## [SET PROBLEM]
Please transcribe the records precisely; pictures stay out of your copy.
* BEGIN *
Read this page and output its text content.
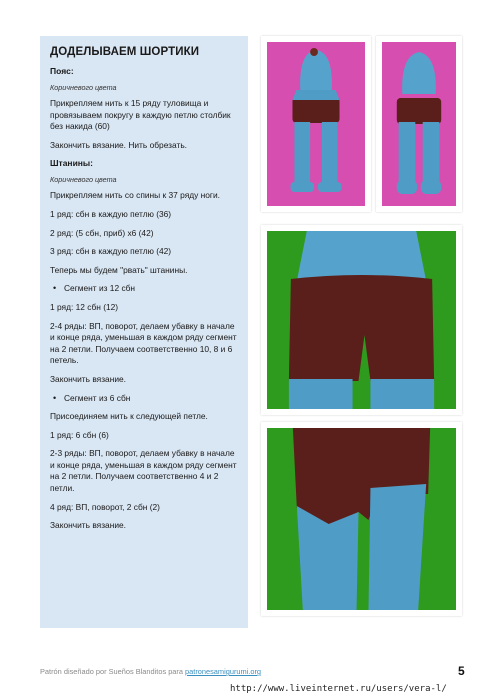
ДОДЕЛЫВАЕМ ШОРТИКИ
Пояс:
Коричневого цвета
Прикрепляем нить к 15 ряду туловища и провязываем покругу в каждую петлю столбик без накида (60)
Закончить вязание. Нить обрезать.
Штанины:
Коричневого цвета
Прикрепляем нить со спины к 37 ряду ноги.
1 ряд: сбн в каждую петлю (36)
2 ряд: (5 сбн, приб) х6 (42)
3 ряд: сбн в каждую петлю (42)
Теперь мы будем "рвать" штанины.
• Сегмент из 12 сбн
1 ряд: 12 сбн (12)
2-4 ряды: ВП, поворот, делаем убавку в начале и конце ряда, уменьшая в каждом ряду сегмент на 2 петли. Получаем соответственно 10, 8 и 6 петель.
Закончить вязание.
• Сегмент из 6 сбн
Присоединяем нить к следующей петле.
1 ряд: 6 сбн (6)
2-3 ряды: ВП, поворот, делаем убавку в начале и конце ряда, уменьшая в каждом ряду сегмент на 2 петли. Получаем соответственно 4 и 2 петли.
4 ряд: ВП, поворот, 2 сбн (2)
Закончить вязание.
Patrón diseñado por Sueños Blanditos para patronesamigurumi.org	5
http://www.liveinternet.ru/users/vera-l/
* END *
## [TASK SOLUTION]
Read this page and output its text content.
ДОДЕЛЫВАЕМ ШОРТИКИ
Пояс:
Коричневого цвета
Прикрепляем нить к 15 ряду туловища и провязываем покругу в каждую петлю столбик без накида (60)
Закончить вязание. Нить обрезать.
Штанины:
Коричневого цвета
Прикрепляем нить со спины к 37 ряду ноги.
1 ряд: сбн в каждую петлю (36)
2 ряд: (5 сбн, приб) х6 (42)
3 ряд: сбн в каждую петлю (42)
Теперь мы будем "рвать" штанины.
• Сегмент из 12 сбн
1 ряд: 12 сбн (12)
2-4 ряды: ВП, поворот, делаем убавку в начале и конце ряда, уменьшая в каждом ряду сегмент на 2 петли. Получаем соответственно 10, 8 и 6 петель.
Закончить вязание.
• Сегмент из 6 сбн
Присоединяем нить к следующей петле.
1 ряд: 6 сбн (6)
2-3 ряды: ВП, поворот, делаем убавку в начале и конце ряда, уменьшая в каждом ряду сегмент на 2 петли. Получаем соответственно 4 и 2 петли.
4 ряд: ВП, поворот, 2 сбн (2)
Закончить вязание.
Patrón diseñado por Sueños Blanditos para patronesamigurumi.org	5
http://www.liveinternet.ru/users/vera-l/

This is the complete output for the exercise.